====== Material for this exercise ======

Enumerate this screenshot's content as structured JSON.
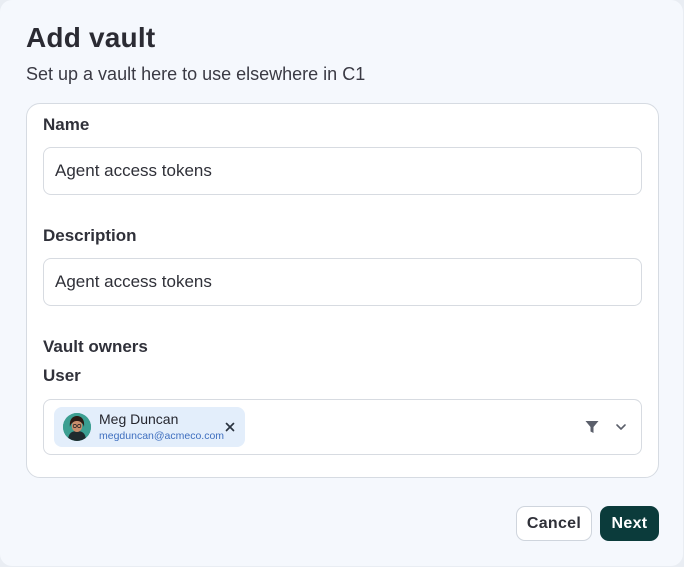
{
  "dialog": {
    "title": "Add vault",
    "subtitle": "Set up a vault here to use elsewhere in C1"
  },
  "form": {
    "name": {
      "label": "Name",
      "value": "Agent access tokens"
    },
    "description": {
      "label": "Description",
      "value": "Agent access tokens"
    },
    "owners": {
      "section_label": "Vault owners",
      "user_label": "User",
      "selected": [
        {
          "name": "Meg Duncan",
          "email": "megduncan@acmeco.com"
        }
      ]
    }
  },
  "actions": {
    "cancel_label": "Cancel",
    "next_label": "Next"
  },
  "icons": {
    "remove": "close-icon",
    "filter": "filter-icon",
    "dropdown": "chevron-down-icon"
  },
  "colors": {
    "primary_button": "#0b3b3b",
    "chip_background": "#e3eefb",
    "email_text": "#3f6fbf"
  }
}
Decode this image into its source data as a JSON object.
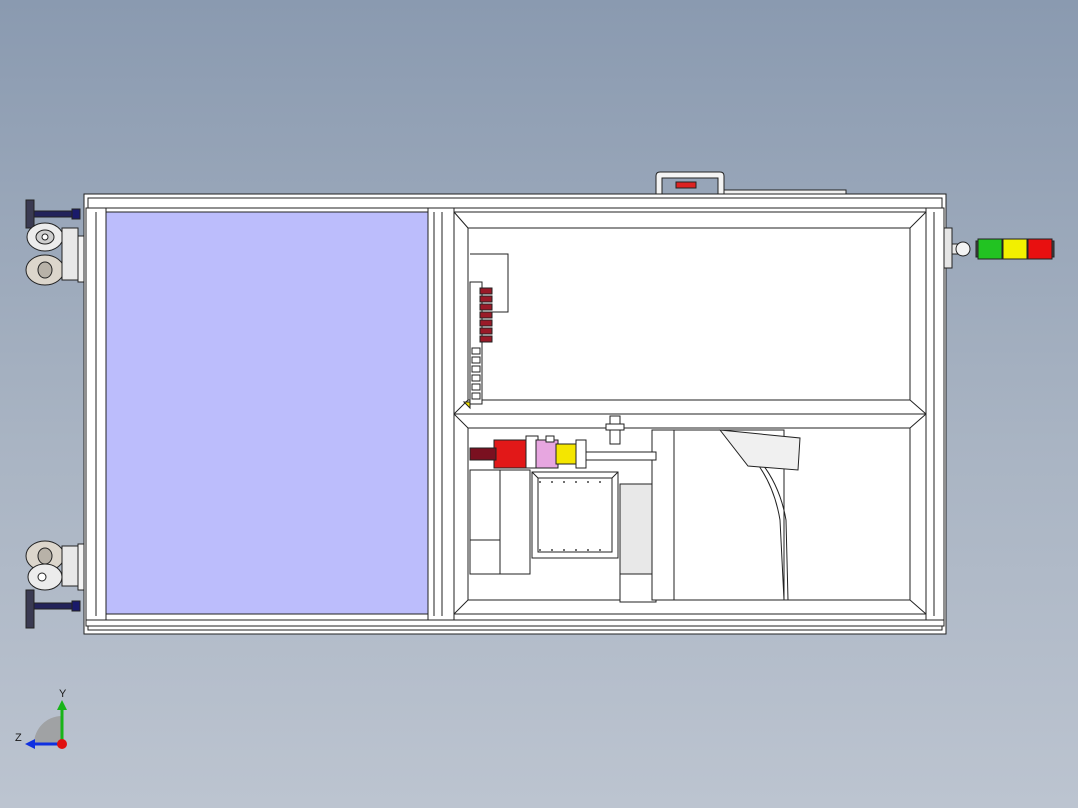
{
  "viewport": {
    "background_top": "#8a9ab0",
    "background_bottom": "#bcc4d0"
  },
  "model": {
    "name": "machine-enclosure-top-view",
    "glass_panel_color": "#bcbdfc",
    "frame_color": "#ffffff",
    "stroke_color": "#222222"
  },
  "signal_tower": {
    "lamps": [
      {
        "name": "green",
        "color": "#22c322"
      },
      {
        "name": "yellow",
        "color": "#f2f000"
      },
      {
        "name": "red",
        "color": "#e81010"
      }
    ]
  },
  "components": {
    "motor_housing_color": "#e21818",
    "coupling_color": "#f4e600",
    "pink_block_color": "#e7a6e0"
  },
  "triad": {
    "x_axis_color": "#e01010",
    "y_axis_color": "#18b418",
    "z_axis_color": "#1030e0",
    "y_label": "Y",
    "z_label": "Z"
  }
}
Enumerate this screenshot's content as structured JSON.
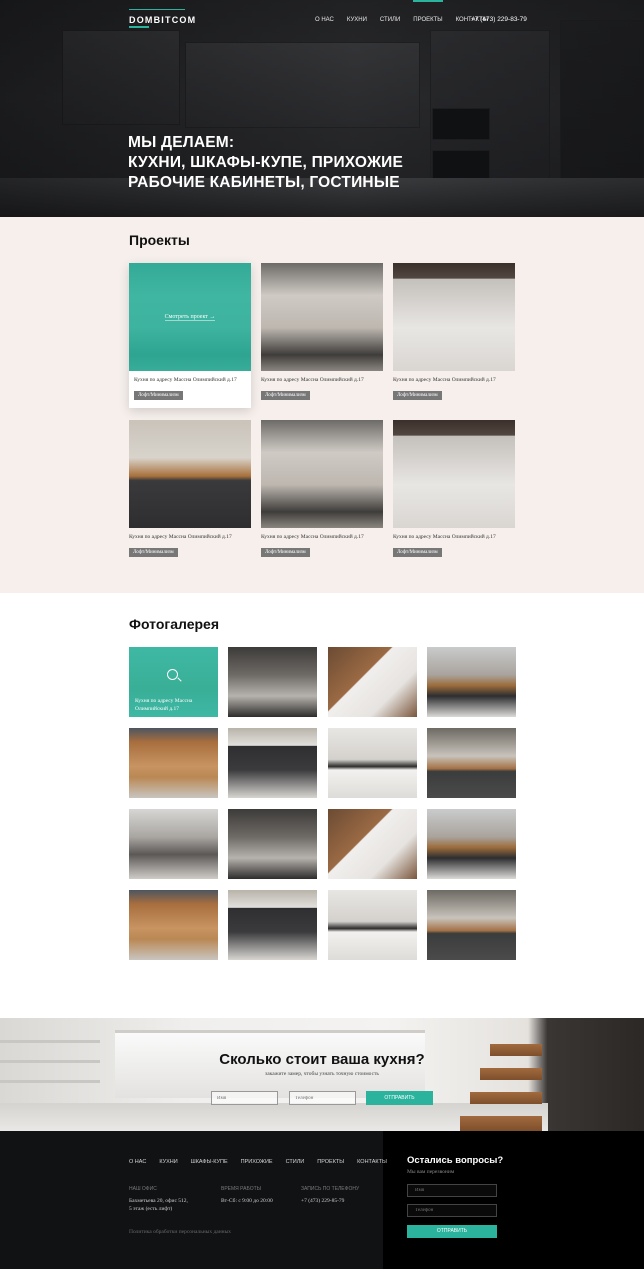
{
  "header": {
    "logo": "DOMBITCOM",
    "nav": [
      "О НАС",
      "КУХНИ",
      "СТИЛИ",
      "ПРОЕКТЫ",
      "КОНТАКТЫ"
    ],
    "active_nav": "ПРОЕКТЫ",
    "phone": "+7 (473) 229-83-79"
  },
  "hero": {
    "lines": [
      "МЫ ДЕЛАЕМ:",
      "КУХНИ, ШКАФЫ-КУПЕ, ПРИХОЖИЕ",
      "РАБОЧИЕ КАБИНЕТЫ, ГОСТИНЫЕ"
    ]
  },
  "projects": {
    "title": "Проекты",
    "overlay_label": "Смотреть проект →",
    "items": [
      {
        "caption": "Кухня по адресу Массна Олимпийский д.17",
        "tag": "Лофт/Минимализм"
      },
      {
        "caption": "Кухня по адресу Массна Олимпийский д.17",
        "tag": "Лофт/Минимализм"
      },
      {
        "caption": "Кухня по адресу Массна Олимпийский д.17",
        "tag": "Лофт/Минимализм"
      },
      {
        "caption": "Кухня по адресу Массна Олимпийский д.17",
        "tag": "Лофт/Минимализм"
      },
      {
        "caption": "Кухня по адресу Массна Олимпийский д.17",
        "tag": "Лофт/Минимализм"
      },
      {
        "caption": "Кухня по адресу Массна Олимпийский д.17",
        "tag": "Лофт/Минимализм"
      }
    ]
  },
  "gallery": {
    "title": "Фотогалерея",
    "overlay_caption": "Кухня по адресу Массна Олимпийский д.17"
  },
  "cta": {
    "title": "Сколько стоит ваша кухня?",
    "subtitle": "закажите замер, чтобы узнать точную стоимость",
    "name_placeholder": "Имя",
    "phone_placeholder": "Телефон",
    "button": "ОТПРАВИТЬ"
  },
  "footer": {
    "nav": [
      "О НАС",
      "КУХНИ",
      "ШКАФЫ-КУПЕ",
      "ПРИХОЖИЕ",
      "СТИЛИ",
      "ПРОЕКТЫ",
      "КОНТАКТЫ"
    ],
    "office_label": "НАШ ОФИС",
    "office_address_1": "Бахметьева 20, офис 512,",
    "office_address_2": "5 этаж (есть лифт)",
    "hours_label": "ВРЕМЯ РАБОТЫ",
    "hours": "Вт-Сб: с 9:00 до 20:00",
    "phone_label": "ЗАПИСЬ ПО ТЕЛЕФОНУ",
    "phone": "+7 (473) 229-85-79",
    "policy": "Политика обработки персональных данных",
    "questions_title": "Остались вопросы?",
    "questions_sub": "Мы вам перезвоним",
    "name_placeholder": "Имя",
    "phone_placeholder": "Телефон",
    "button": "ОТПРАВИТЬ"
  },
  "colors": {
    "accent": "#2bb39d",
    "projects_bg": "#f6efec",
    "footer_bg": "#111214"
  }
}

======

Repeat the preceding records precisely, and leave every picture out of the copy.

§ **Answer for the task**
Enumerate this screenshot's content as structured JSON.
{
  "dialog": {
    "title": "Add vault",
    "subtitle": "Set up a vault here to use elsewhere in C1"
  },
  "form": {
    "name": {
      "label": "Name",
      "value": "Agent access tokens"
    },
    "description": {
      "label": "Description",
      "value": "Agent access tokens"
    },
    "owners": {
      "section_label": "Vault owners",
      "user_label": "User",
      "selected": [
        {
          "name": "Meg Duncan",
          "email": "megduncan@acmeco.com"
        }
      ]
    }
  },
  "actions": {
    "cancel_label": "Cancel",
    "next_label": "Next"
  },
  "icons": {
    "remove": "close-icon",
    "filter": "filter-icon",
    "dropdown": "chevron-down-icon"
  },
  "colors": {
    "primary_button": "#0b3b3b",
    "chip_background": "#e3eefb",
    "email_text": "#3f6fbf"
  }
}
Decode this image into its source data as a JSON object.
{
  "viewport": {
    "background_top": "#8a9ab0",
    "background_bottom": "#bcc4d0"
  },
  "model": {
    "name": "machine-enclosure-top-view",
    "glass_panel_color": "#bcbdfc",
    "frame_color": "#ffffff",
    "stroke_color": "#222222"
  },
  "signal_tower": {
    "lamps": [
      {
        "name": "green",
        "color": "#22c322"
      },
      {
        "name": "yellow",
        "color": "#f2f000"
      },
      {
        "name": "red",
        "color": "#e81010"
      }
    ]
  },
  "components": {
    "motor_housing_color": "#e21818",
    "coupling_color": "#f4e600",
    "pink_block_color": "#e7a6e0"
  },
  "triad": {
    "x_axis_color": "#e01010",
    "y_axis_color": "#18b418",
    "z_axis_color": "#1030e0",
    "y_label": "Y",
    "z_label": "Z"
  }
}
Enumerate this screenshot's content as structured JSON.
{
  "header": {
    "logo": "DOMBITCOM",
    "nav": [
      "О НАС",
      "КУХНИ",
      "СТИЛИ",
      "ПРОЕКТЫ",
      "КОНТАКТЫ"
    ],
    "active_nav": "ПРОЕКТЫ",
    "phone": "+7 (473) 229-83-79"
  },
  "hero": {
    "lines": [
      "МЫ ДЕЛАЕМ:",
      "КУХНИ, ШКАФЫ-КУПЕ, ПРИХОЖИЕ",
      "РАБОЧИЕ КАБИНЕТЫ, ГОСТИНЫЕ"
    ]
  },
  "projects": {
    "title": "Проекты",
    "overlay_label": "Смотреть проект →",
    "items": [
      {
        "caption": "Кухня по адресу Массна Олимпийский д.17",
        "tag": "Лофт/Минимализм"
      },
      {
        "caption": "Кухня по адресу Массна Олимпийский д.17",
        "tag": "Лофт/Минимализм"
      },
      {
        "caption": "Кухня по адресу Массна Олимпийский д.17",
        "tag": "Лофт/Минимализм"
      },
      {
        "caption": "Кухня по адресу Массна Олимпийский д.17",
        "tag": "Лофт/Минимализм"
      },
      {
        "caption": "Кухня по адресу Массна Олимпийский д.17",
        "tag": "Лофт/Минимализм"
      },
      {
        "caption": "Кухня по адресу Массна Олимпийский д.17",
        "tag": "Лофт/Минимализм"
      }
    ]
  },
  "gallery": {
    "title": "Фотогалерея",
    "overlay_caption": "Кухня по адресу Массна Олимпийский д.17"
  },
  "cta": {
    "title": "Сколько стоит ваша кухня?",
    "subtitle": "закажите замер, чтобы узнать точную стоимость",
    "name_placeholder": "Имя",
    "phone_placeholder": "Телефон",
    "button": "ОТПРАВИТЬ"
  },
  "footer": {
    "nav": [
      "О НАС",
      "КУХНИ",
      "ШКАФЫ-КУПЕ",
      "ПРИХОЖИЕ",
      "СТИЛИ",
      "ПРОЕКТЫ",
      "КОНТАКТЫ"
    ],
    "office_label": "НАШ ОФИС",
    "office_address_1": "Бахметьева 20, офис 512,",
    "office_address_2": "5 этаж (есть лифт)",
    "hours_label": "ВРЕМЯ РАБОТЫ",
    "hours": "Вт-Сб: с 9:00 до 20:00",
    "phone_label": "ЗАПИСЬ ПО ТЕЛЕФОНУ",
    "phone": "+7 (473) 229-85-79",
    "policy": "Политика обработки персональных данных",
    "questions_title": "Остались вопросы?",
    "questions_sub": "Мы вам перезвоним",
    "name_placeholder": "Имя",
    "phone_placeholder": "Телефон",
    "button": "ОТПРАВИТЬ"
  },
  "colors": {
    "accent": "#2bb39d",
    "projects_bg": "#f6efec",
    "footer_bg": "#111214"
  }
}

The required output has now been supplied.